Given instruction: Write out all the lines again, precisely as they stand, but without the images.
● ● ● ●
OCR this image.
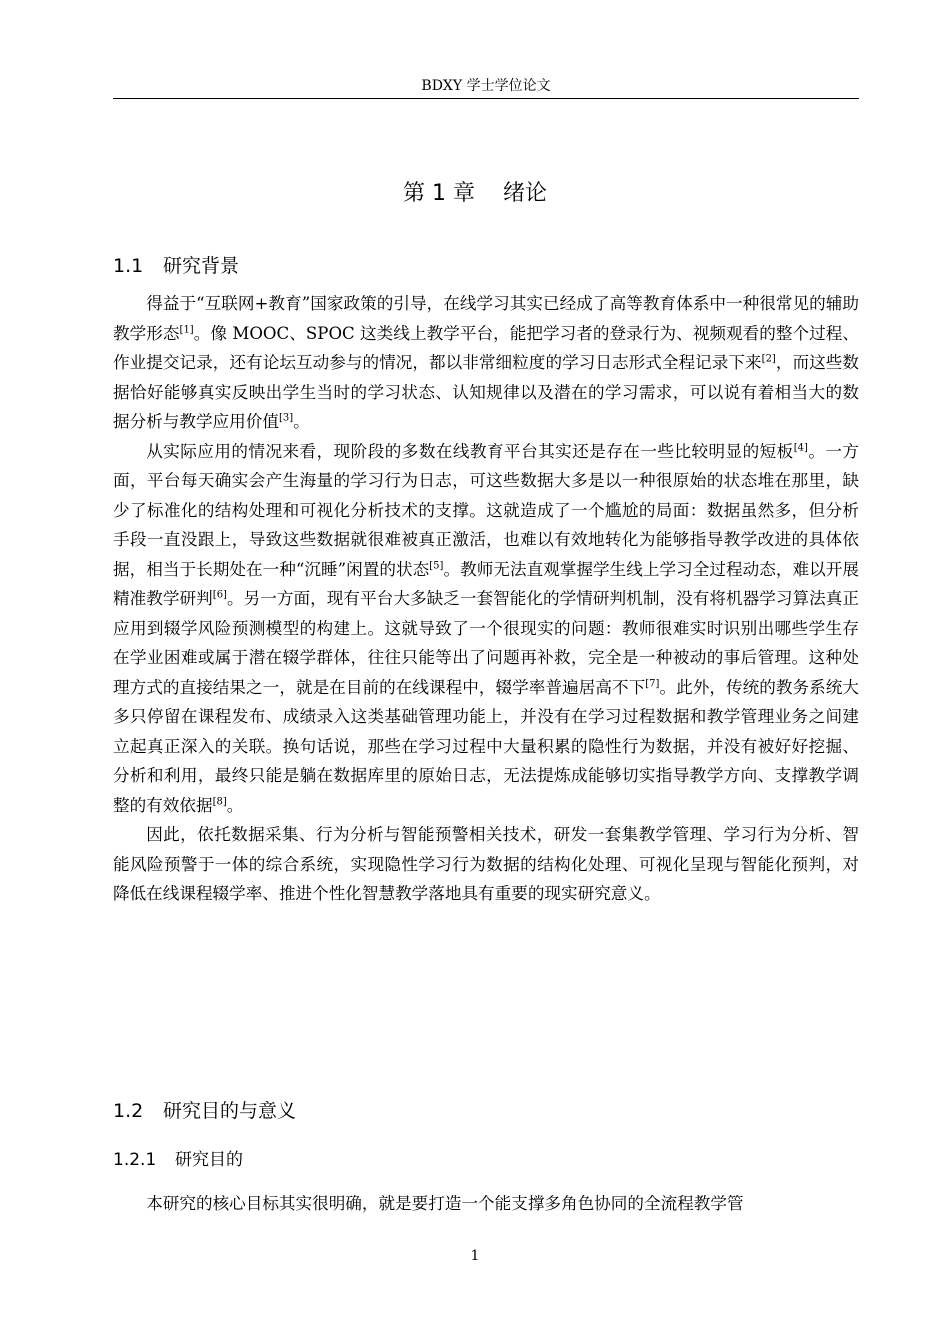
BDXY 学士学位论文
第 1 章 绪论
1.1 研究背景

得益于“互联网+教育”国家政策的引导，在线学习其实已经成了高等教育体系中一种很常见的辅助教学形态[1]。像 MOOC、SPOC 这类线上教学平台，能把学习者的登录行为、视频观看的整个过程、作业提交记录，还有论坛互动参与的情况，都以非常细粒度的学习日志形式全程记录下来[2]，而这些数据恰好能够真实反映出学生当时的学习状态、认知规律以及潜在的学习需求，可以说有着相当大的数据分析与教学应用价值[3]。

从实际应用的情况来看，现阶段的多数在线教育平台其实还是存在一些比较明显的短板[4]。一方面，平台每天确实会产生海量的学习行为日志，可这些数据大多是以一种很原始的状态堆在那里，缺少了标准化的结构处理和可视化分析技术的支撑。这就造成了一个尴尬的局面：数据虽然多，但分析手段一直没跟上，导致这些数据就很难被真正激活，也难以有效地转化为能够指导教学改进的具体依据，相当于长期处在一种“沉睡”闲置的状态[5]。教师无法直观掌握学生线上学习全过程动态，难以开展精准教学研判[6]。另一方面，现有平台大多缺乏一套智能化的学情研判机制，没有将机器学习算法真正应用到辍学风险预测模型的构建上。这就导致了一个很现实的问题：教师很难实时识别出哪些学生存在学业困难或属于潜在辍学群体，往往只能等出了问题再补救，完全是一种被动的事后管理。这种处理方式的直接结果之一，就是在目前的在线课程中，辍学率普遍居高不下[7]。此外，传统的教务系统大多只停留在课程发布、成绩录入这类基础管理功能上，并没有在学习过程数据和教学管理业务之间建立起真正深入的关联。换句话说，那些在学习过程中大量积累的隐性行为数据，并没有被好好挖掘、分析和利用，最终只能是躺在数据库里的原始日志，无法提炼成能够切实指导教学方向、支撑教学调整的有效依据[8]。

因此，依托数据采集、行为分析与智能预警相关技术，研发一套集教学管理、学习行为分析、智能风险预警于一体的综合系统，实现隐性学习行为数据的结构化处理、可视化呈现与智能化预判，对降低在线课程辍学率、推进个性化智慧教学落地具有重要的现实研究意义。

1.2 研究目的与意义
1.2.1 研究目的

本研究的核心目标其实很明确，就是要打造一个能支撑多角色协同的全流程教学管

1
● ● ● ●
Problem solution:
OCR this image.
BDXY 学士学位论文
第 1 章 绪论
1.1 研究背景

得益于“互联网+教育”国家政策的引导，在线学习其实已经成了高等教育体系中一种很常见的辅助教学形态[1]。像 MOOC、SPOC 这类线上教学平台，能把学习者的登录行为、视频观看的整个过程、作业提交记录，还有论坛互动参与的情况，都以非常细粒度的学习日志形式全程记录下来[2]，而这些数据恰好能够真实反映出学生当时的学习状态、认知规律以及潜在的学习需求，可以说有着相当大的数据分析与教学应用价值[3]。

从实际应用的情况来看，现阶段的多数在线教育平台其实还是存在一些比较明显的短板[4]。一方面，平台每天确实会产生海量的学习行为日志，可这些数据大多是以一种很原始的状态堆在那里，缺少了标准化的结构处理和可视化分析技术的支撑。这就造成了一个尴尬的局面：数据虽然多，但分析手段一直没跟上，导致这些数据就很难被真正激活，也难以有效地转化为能够指导教学改进的具体依据，相当于长期处在一种“沉睡”闲置的状态[5]。教师无法直观掌握学生线上学习全过程动态，难以开展精准教学研判[6]。另一方面，现有平台大多缺乏一套智能化的学情研判机制，没有将机器学习算法真正应用到辍学风险预测模型的构建上。这就导致了一个很现实的问题：教师很难实时识别出哪些学生存在学业困难或属于潜在辍学群体，往往只能等出了问题再补救，完全是一种被动的事后管理。这种处理方式的直接结果之一，就是在目前的在线课程中，辍学率普遍居高不下[7]。此外，传统的教务系统大多只停留在课程发布、成绩录入这类基础管理功能上，并没有在学习过程数据和教学管理业务之间建立起真正深入的关联。换句话说，那些在学习过程中大量积累的隐性行为数据，并没有被好好挖掘、分析和利用，最终只能是躺在数据库里的原始日志，无法提炼成能够切实指导教学方向、支撑教学调整的有效依据[8]。

因此，依托数据采集、行为分析与智能预警相关技术，研发一套集教学管理、学习行为分析、智能风险预警于一体的综合系统，实现隐性学习行为数据的结构化处理、可视化呈现与智能化预判，对降低在线课程辍学率、推进个性化智慧教学落地具有重要的现实研究意义。

1.2 研究目的与意义
1.2.1 研究目的

本研究的核心目标其实很明确，就是要打造一个能支撑多角色协同的全流程教学管

1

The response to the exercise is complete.